● Given problem
Wherever the word "this" shows up in a line, please copy that line.

● Supplied entries
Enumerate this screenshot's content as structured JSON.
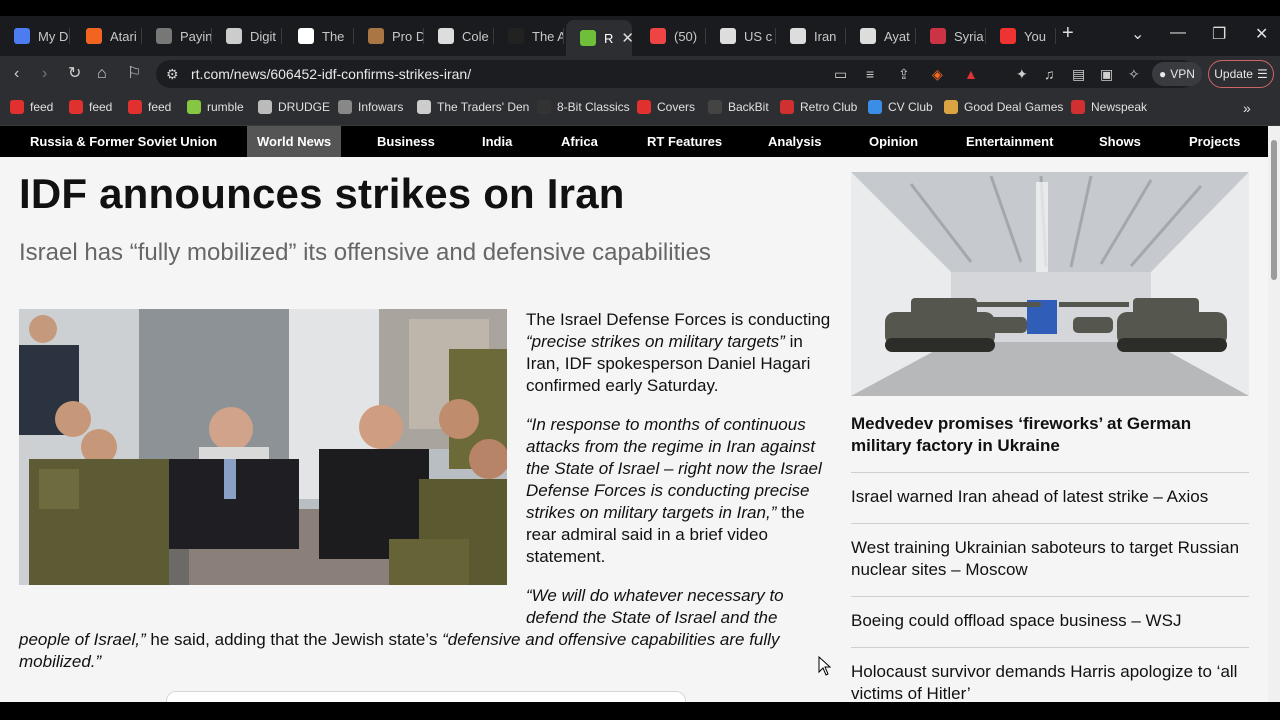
{
  "tabs": [
    {
      "label": "My D",
      "icon": "shield-icon",
      "color": "#4d7cf2"
    },
    {
      "label": "Atari",
      "icon": "etsy-icon",
      "color": "#f16521"
    },
    {
      "label": "Payin",
      "icon": "face-icon",
      "color": "#777777"
    },
    {
      "label": "Digit",
      "icon": "car-icon",
      "color": "#cccccc"
    },
    {
      "label": "The ",
      "icon": "b-icon",
      "color": "#ffffff"
    },
    {
      "label": "Pro D",
      "icon": "bag-icon",
      "color": "#aa7744"
    },
    {
      "label": "Cole",
      "icon": "building-icon",
      "color": "#dddddd"
    },
    {
      "label": "The A",
      "icon": "dark-logo-icon",
      "color": "#222222"
    },
    {
      "label": "R",
      "icon": "rt-icon",
      "color": "#6fbf3a"
    },
    {
      "label": "(50)",
      "icon": "fire-icon",
      "color": "#e44"
    },
    {
      "label": "US c",
      "icon": "person-icon",
      "color": "#dddddd"
    },
    {
      "label": "Iran ",
      "icon": "person-icon",
      "color": "#dddddd"
    },
    {
      "label": "Ayat",
      "icon": "person-icon",
      "color": "#dddddd"
    },
    {
      "label": "Syria",
      "icon": "globe-icon",
      "color": "#cc3344"
    },
    {
      "label": "You ",
      "icon": "circle-icon",
      "color": "#e33"
    }
  ],
  "browser": {
    "url": "rt.com/news/606452-idf-confirms-strikes-iran/",
    "vpn_label": "VPN",
    "update_label": "Update"
  },
  "bookmarks": [
    {
      "label": "feed",
      "color": "#e03030"
    },
    {
      "label": "feed",
      "color": "#e03030"
    },
    {
      "label": "feed",
      "color": "#e03030"
    },
    {
      "label": "rumble",
      "color": "#85c742"
    },
    {
      "label": "DRUDGE",
      "color": "#bbbbbb"
    },
    {
      "label": "Infowars",
      "color": "#888888"
    },
    {
      "label": "The Traders' Den",
      "color": "#cccccc"
    },
    {
      "label": "8-Bit Classics",
      "color": "#333333"
    },
    {
      "label": "Covers",
      "color": "#e03030"
    },
    {
      "label": "BackBit",
      "color": "#444444"
    },
    {
      "label": "Retro Club",
      "color": "#d03030"
    },
    {
      "label": "CV Club",
      "color": "#3a8ee6"
    },
    {
      "label": "Good Deal Games",
      "color": "#d9a441"
    },
    {
      "label": "Newspeak",
      "color": "#d03030"
    }
  ],
  "nav": [
    "Russia & Former Soviet Union",
    "World News",
    "Business",
    "India",
    "Africa",
    "RT Features",
    "Analysis",
    "Opinion",
    "Entertainment",
    "Shows",
    "Projects"
  ],
  "nav_active": "World News",
  "article": {
    "headline": "IDF announces strikes on Iran",
    "subheadline": "Israel has “fully mobilized” its offensive and defensive capabilities",
    "p1_a": "The Israel Defense Forces is conducting ",
    "p1_b": "“precise strikes on military targets”",
    "p1_c": " in Iran, IDF spokesperson Daniel Hagari confirmed early Saturday.",
    "p2_quote": "“In response to months of continuous attacks from the regime in Iran against the State of Israel – right now the Israel Defense Forces is conducting precise strikes on military targets in Iran,”",
    "p2_tail": " the rear admiral said in a brief video statement.",
    "p3_quote_1": "“We will do whatever necessary to defend the State of Israel and the people of Israel,”",
    "p3_mid": " he said, adding that the Jewish state’s ",
    "p3_quote_2": "“defensive and offensive capabilities are fully mobilized.”"
  },
  "sidebar": {
    "lead": "Medvedev promises ‘fireworks’ at German military factory in Ukraine",
    "links": [
      "Israel warned Iran ahead of latest strike – Axios",
      "West training Ukrainian saboteurs to target Russian nuclear sites – Moscow",
      "Boeing could offload space business – WSJ",
      "Holocaust survivor demands Harris apologize to ‘all victims of Hitler’"
    ]
  }
}
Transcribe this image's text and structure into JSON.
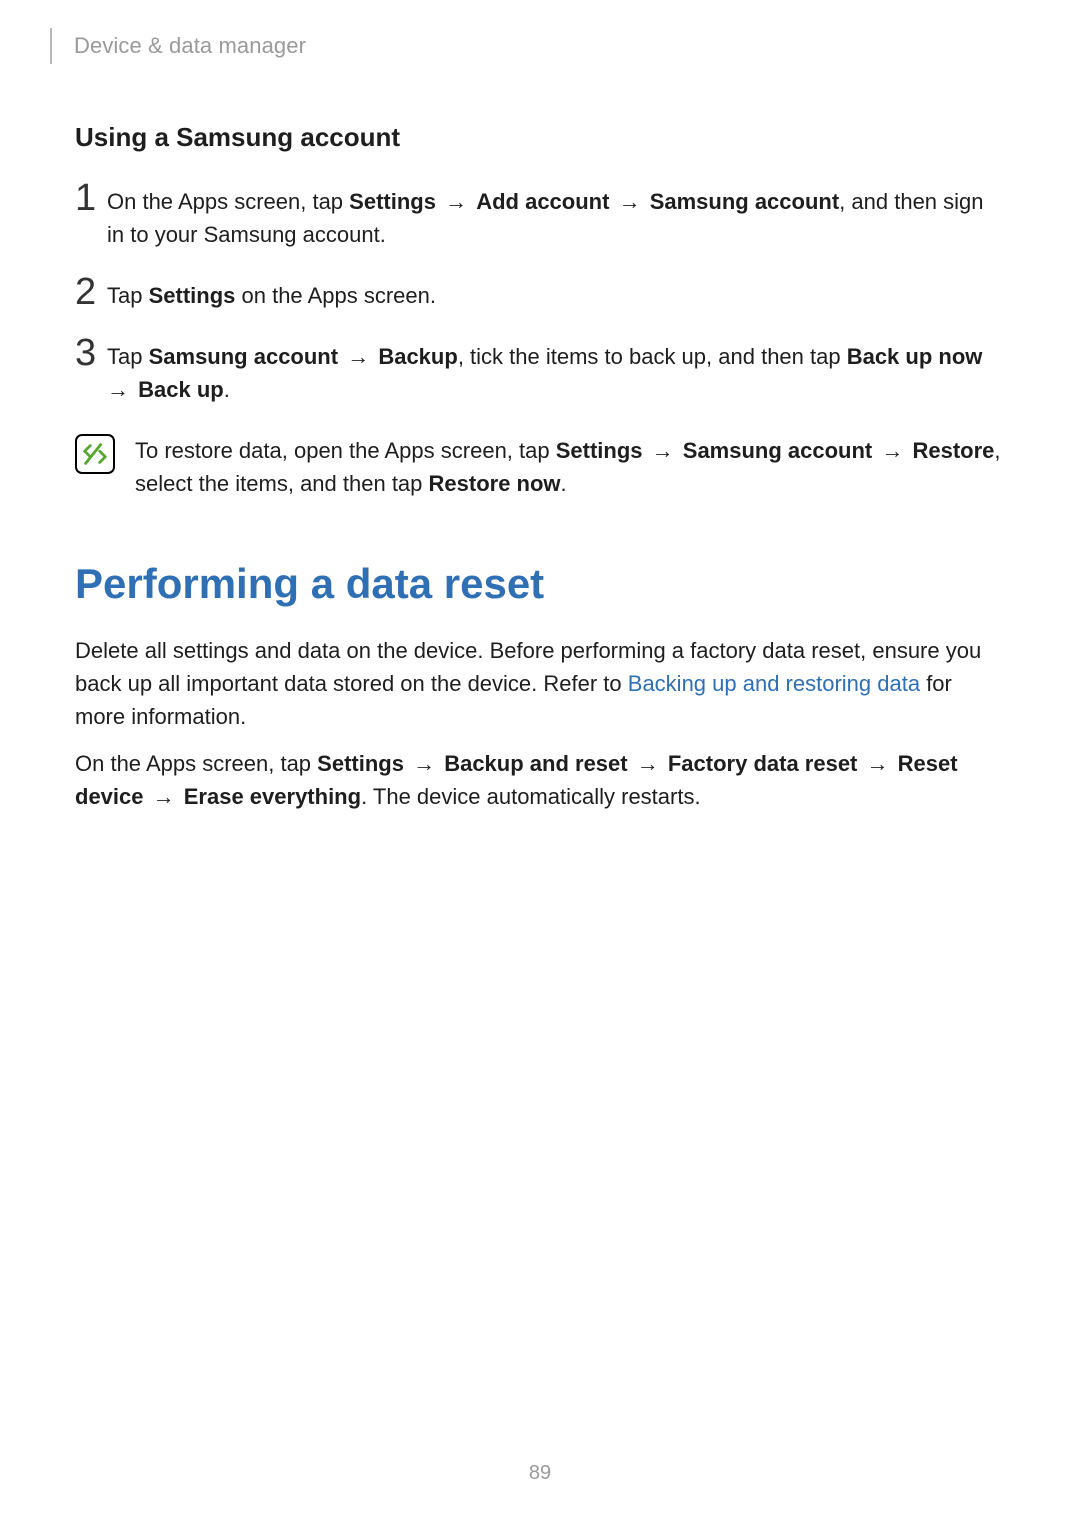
{
  "header": {
    "breadcrumb": "Device & data manager"
  },
  "section1": {
    "subhead": "Using a Samsung account",
    "steps": [
      {
        "num": "1",
        "pre": "On the Apps screen, tap ",
        "b1": "Settings",
        "b2": "Add account",
        "b3": "Samsung account",
        "post": ", and then sign in to your Samsung account."
      },
      {
        "num": "2",
        "pre": "Tap ",
        "b1": "Settings",
        "post": " on the Apps screen."
      },
      {
        "num": "3",
        "pre": "Tap ",
        "b1": "Samsung account",
        "b2": "Backup",
        "mid": ", tick the items to back up, and then tap ",
        "b3": "Back up now",
        "b4": "Back up",
        "post": "."
      }
    ],
    "note": {
      "pre": "To restore data, open the Apps screen, tap ",
      "b1": "Settings",
      "b2": "Samsung account",
      "b3": "Restore",
      "mid": ", select the items, and then tap ",
      "b4": "Restore now",
      "post": "."
    }
  },
  "section2": {
    "title": "Performing a data reset",
    "p1_a": "Delete all settings and data on the device. Before performing a factory data reset, ensure you back up all important data stored on the device. Refer to ",
    "p1_link": "Backing up and restoring data",
    "p1_b": " for more information.",
    "p2_pre": "On the Apps screen, tap ",
    "p2_b1": "Settings",
    "p2_b2": "Backup and reset",
    "p2_b3": "Factory data reset",
    "p2_b4": "Reset device",
    "p2_b5": "Erase everything",
    "p2_post": ". The device automatically restarts."
  },
  "arrow": "→",
  "page_number": "89"
}
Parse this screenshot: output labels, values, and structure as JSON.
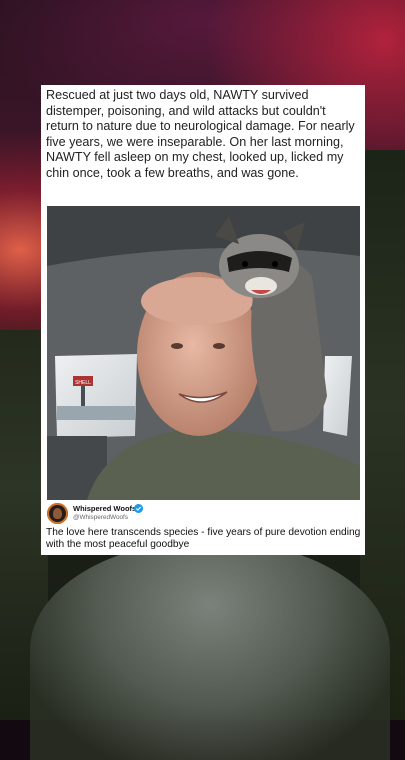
{
  "post": {
    "caption": "Rescued at just two days old, NAWTY survived distemper, poisoning, and wild attacks but couldn't return to nature due to neurological damage. For nearly five years, we were inseparable. On her last morning, NAWTY fell asleep on my chest, looked up,  licked my chin once, took a few breaths, and was gone.",
    "account_name": "Whispered Woofs",
    "handle": "@WhisperedWoofs",
    "text": "The love here transcends species - five years of pure devotion ending with the most peaceful goodbye"
  },
  "photo": {
    "sign_text": "SHELL"
  },
  "colors": {
    "verified": "#1d9bf0",
    "card": "#ffffff"
  },
  "icons": {
    "verified": "verified-badge-icon",
    "avatar": "avatar"
  }
}
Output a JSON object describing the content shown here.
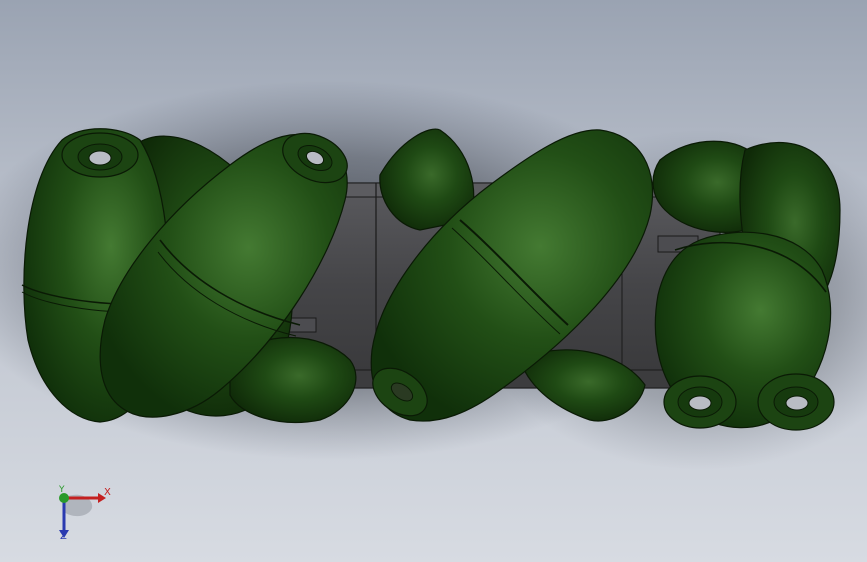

● Result below
Enumerate this screenshot's content as structured JSON.
Transcribe this image's text and structure into JSON.
Parse this screenshot: output labels, values, and structure as JSON.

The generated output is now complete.